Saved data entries
— START —

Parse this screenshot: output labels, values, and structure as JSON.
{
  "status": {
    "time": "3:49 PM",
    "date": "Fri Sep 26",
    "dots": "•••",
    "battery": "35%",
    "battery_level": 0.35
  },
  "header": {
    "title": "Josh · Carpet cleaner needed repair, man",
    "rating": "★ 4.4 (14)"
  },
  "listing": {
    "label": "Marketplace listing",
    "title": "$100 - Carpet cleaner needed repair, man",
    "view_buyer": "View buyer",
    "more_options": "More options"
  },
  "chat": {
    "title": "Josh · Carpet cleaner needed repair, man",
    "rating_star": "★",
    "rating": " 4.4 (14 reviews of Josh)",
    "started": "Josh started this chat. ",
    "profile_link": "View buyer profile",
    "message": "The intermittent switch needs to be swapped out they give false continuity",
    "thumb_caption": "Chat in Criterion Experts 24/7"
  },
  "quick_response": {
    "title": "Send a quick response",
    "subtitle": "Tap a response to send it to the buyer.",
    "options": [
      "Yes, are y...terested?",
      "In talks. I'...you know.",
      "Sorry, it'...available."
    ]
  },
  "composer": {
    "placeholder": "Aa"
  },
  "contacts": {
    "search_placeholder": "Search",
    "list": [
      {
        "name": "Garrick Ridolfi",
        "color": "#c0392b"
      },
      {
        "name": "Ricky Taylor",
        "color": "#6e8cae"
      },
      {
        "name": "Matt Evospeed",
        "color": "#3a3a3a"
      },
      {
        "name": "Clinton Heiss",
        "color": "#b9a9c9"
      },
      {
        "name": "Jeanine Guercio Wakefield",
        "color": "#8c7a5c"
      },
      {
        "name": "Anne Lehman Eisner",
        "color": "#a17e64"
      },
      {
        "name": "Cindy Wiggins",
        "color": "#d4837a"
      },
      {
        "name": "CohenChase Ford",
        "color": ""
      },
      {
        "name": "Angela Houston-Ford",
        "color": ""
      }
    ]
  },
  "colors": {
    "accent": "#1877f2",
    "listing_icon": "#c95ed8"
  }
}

— END —

Stated goal |
Your task is to extract all of the records exactly.

Exercise output |
Parse this screenshot: output labels, values, and structure as JSON.
{
  "status": {
    "time": "3:49 PM",
    "date": "Fri Sep 26",
    "dots": "•••",
    "battery": "35%",
    "battery_level": 0.35
  },
  "header": {
    "title": "Josh · Carpet cleaner needed repair, man",
    "rating": "★ 4.4 (14)"
  },
  "listing": {
    "label": "Marketplace listing",
    "title": "$100 - Carpet cleaner needed repair, man",
    "view_buyer": "View buyer",
    "more_options": "More options"
  },
  "chat": {
    "title": "Josh · Carpet cleaner needed repair, man",
    "rating_star": "★",
    "rating": " 4.4 (14 reviews of Josh)",
    "started": "Josh started this chat. ",
    "profile_link": "View buyer profile",
    "message": "The intermittent switch needs to be swapped out they give false continuity",
    "thumb_caption": "Chat in Criterion Experts 24/7"
  },
  "quick_response": {
    "title": "Send a quick response",
    "subtitle": "Tap a response to send it to the buyer.",
    "options": [
      "Yes, are y...terested?",
      "In talks. I'...you know.",
      "Sorry, it'...available."
    ]
  },
  "composer": {
    "placeholder": "Aa"
  },
  "contacts": {
    "search_placeholder": "Search",
    "list": [
      {
        "name": "Garrick Ridolfi",
        "color": "#c0392b"
      },
      {
        "name": "Ricky Taylor",
        "color": "#6e8cae"
      },
      {
        "name": "Matt Evospeed",
        "color": "#3a3a3a"
      },
      {
        "name": "Clinton Heiss",
        "color": "#b9a9c9"
      },
      {
        "name": "Jeanine Guercio Wakefield",
        "color": "#8c7a5c"
      },
      {
        "name": "Anne Lehman Eisner",
        "color": "#a17e64"
      },
      {
        "name": "Cindy Wiggins",
        "color": "#d4837a"
      },
      {
        "name": "CohenChase Ford",
        "color": ""
      },
      {
        "name": "Angela Houston-Ford",
        "color": ""
      }
    ]
  },
  "colors": {
    "accent": "#1877f2",
    "listing_icon": "#c95ed8"
  }
}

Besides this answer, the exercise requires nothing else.